▼

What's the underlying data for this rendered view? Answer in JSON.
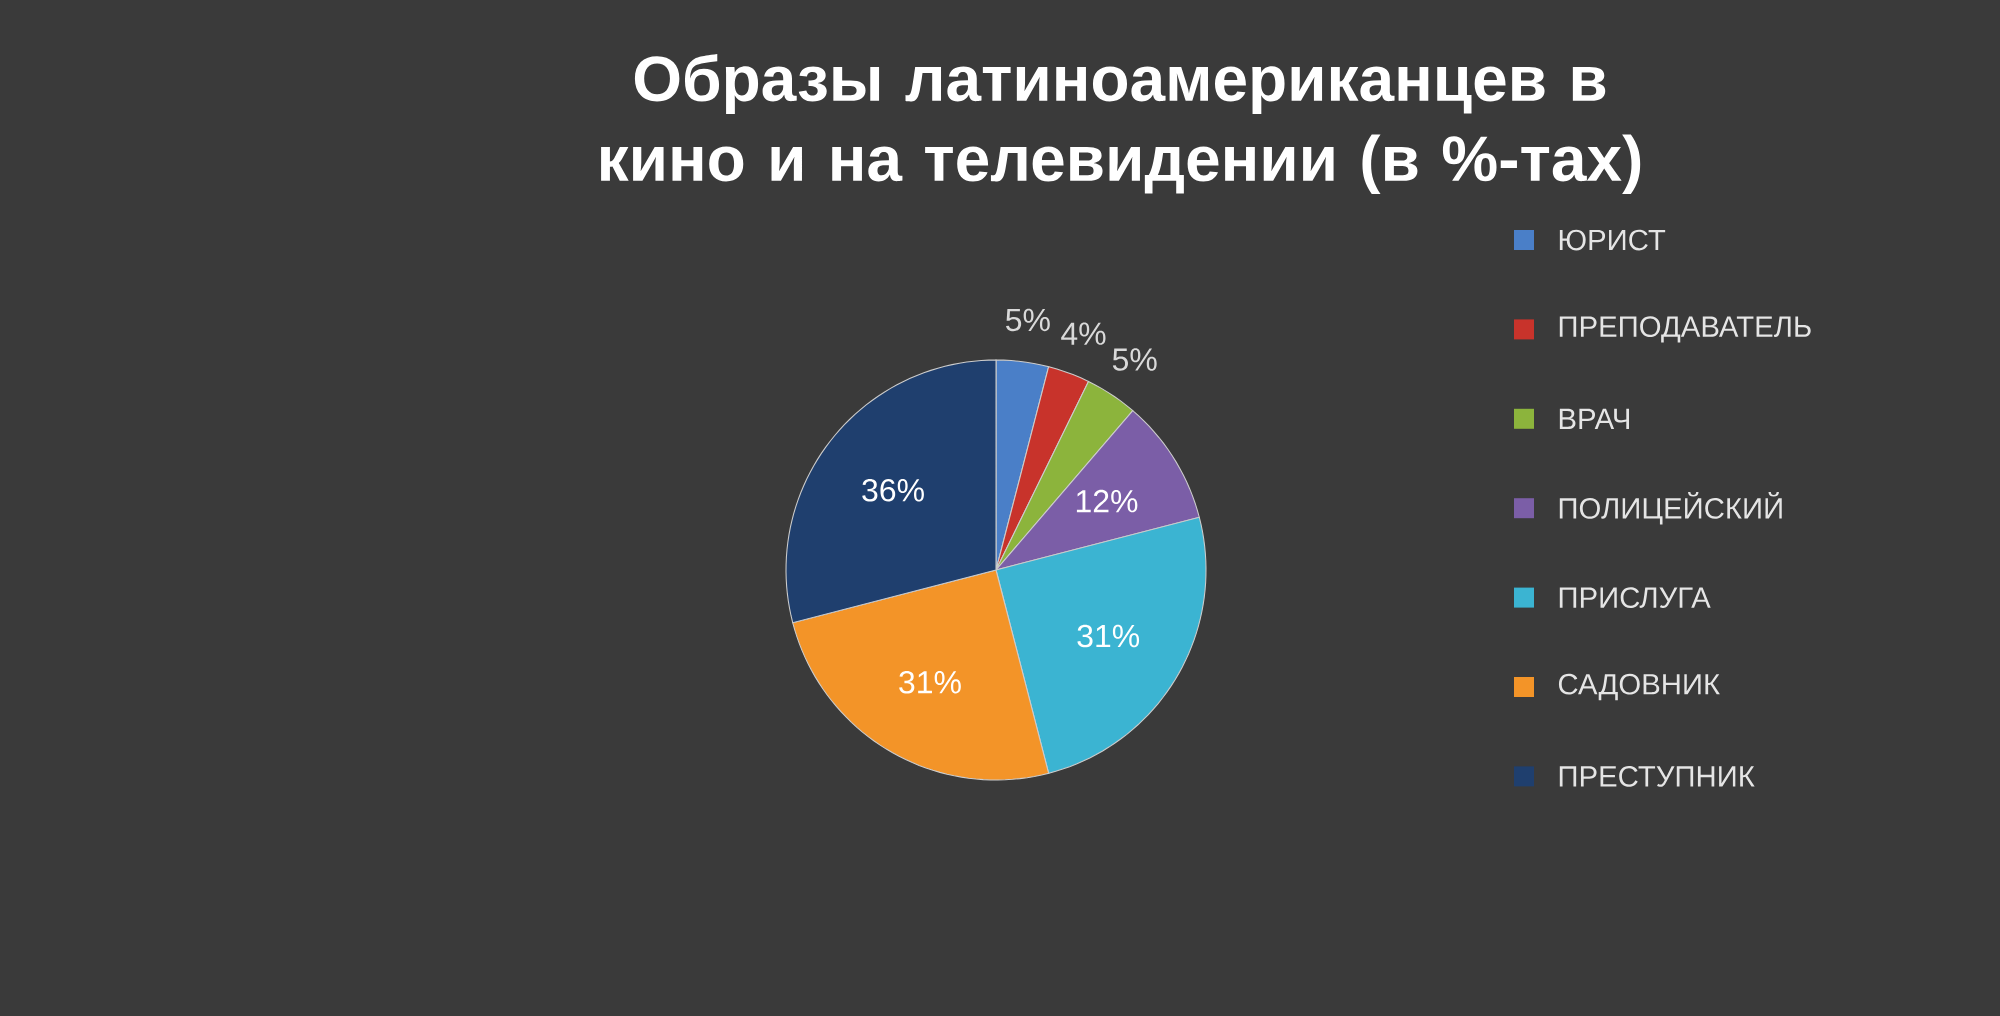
{
  "chart_data": {
    "type": "pie",
    "title": "Образы латиноамериканцев в кино и на телевидении (в %-тах)",
    "categories": [
      "ЮРИСТ",
      "ПРЕПОДАВАТЕЛЬ",
      "ВРАЧ",
      "ПОЛИЦЕЙСКИЙ",
      "ПРИСЛУГА",
      "САДОВНИК",
      "ПРЕСТУПНИК"
    ],
    "values": [
      5,
      4,
      5,
      12,
      31,
      31,
      36
    ],
    "value_labels": [
      "5%",
      "4%",
      "5%",
      "12%",
      "31%",
      "31%",
      "36%"
    ],
    "colors": [
      "#4a7fc8",
      "#c8332b",
      "#8cb43c",
      "#7b5ea7",
      "#3bb4d2",
      "#f39428",
      "#1f3f6e"
    ],
    "legend": "right"
  }
}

▲

What you need to do:
Retype all the records shown above, character for character. Omit every picture.

Exercise result:
What's the underlying data for this rendered view? Answer in JSON.
{
  "chart_data": {
    "type": "pie",
    "title": "Образы латиноамериканцев в кино и на телевидении (в %-тах)",
    "categories": [
      "ЮРИСТ",
      "ПРЕПОДАВАТЕЛЬ",
      "ВРАЧ",
      "ПОЛИЦЕЙСКИЙ",
      "ПРИСЛУГА",
      "САДОВНИК",
      "ПРЕСТУПНИК"
    ],
    "values": [
      5,
      4,
      5,
      12,
      31,
      31,
      36
    ],
    "value_labels": [
      "5%",
      "4%",
      "5%",
      "12%",
      "31%",
      "31%",
      "36%"
    ],
    "colors": [
      "#4a7fc8",
      "#c8332b",
      "#8cb43c",
      "#7b5ea7",
      "#3bb4d2",
      "#f39428",
      "#1f3f6e"
    ],
    "legend": "right"
  }
}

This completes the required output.